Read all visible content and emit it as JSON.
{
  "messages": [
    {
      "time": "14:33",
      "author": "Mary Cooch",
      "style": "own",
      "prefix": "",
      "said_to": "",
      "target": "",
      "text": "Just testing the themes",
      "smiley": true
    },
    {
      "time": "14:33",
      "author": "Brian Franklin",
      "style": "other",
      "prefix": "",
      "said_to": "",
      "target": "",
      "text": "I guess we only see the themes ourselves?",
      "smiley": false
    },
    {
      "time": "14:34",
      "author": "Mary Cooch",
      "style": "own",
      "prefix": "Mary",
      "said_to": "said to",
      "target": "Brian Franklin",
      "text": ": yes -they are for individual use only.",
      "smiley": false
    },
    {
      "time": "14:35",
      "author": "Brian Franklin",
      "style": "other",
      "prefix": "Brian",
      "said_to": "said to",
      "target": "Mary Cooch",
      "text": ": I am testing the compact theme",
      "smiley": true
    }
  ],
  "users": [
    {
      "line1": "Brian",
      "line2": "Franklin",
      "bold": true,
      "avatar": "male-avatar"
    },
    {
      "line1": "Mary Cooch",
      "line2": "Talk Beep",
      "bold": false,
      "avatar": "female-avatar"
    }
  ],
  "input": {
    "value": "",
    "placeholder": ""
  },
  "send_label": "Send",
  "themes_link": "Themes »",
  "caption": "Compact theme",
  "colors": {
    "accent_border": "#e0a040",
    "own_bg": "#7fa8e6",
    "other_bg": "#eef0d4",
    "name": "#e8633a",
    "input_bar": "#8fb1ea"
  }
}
....................
* [Stated task]
Scan the entries above. Copy each line that has the string "only".

* [Written reply]
      "text": "I guess we only see the themes ourselves?",
      "text": ": yes -they are for individual use only.",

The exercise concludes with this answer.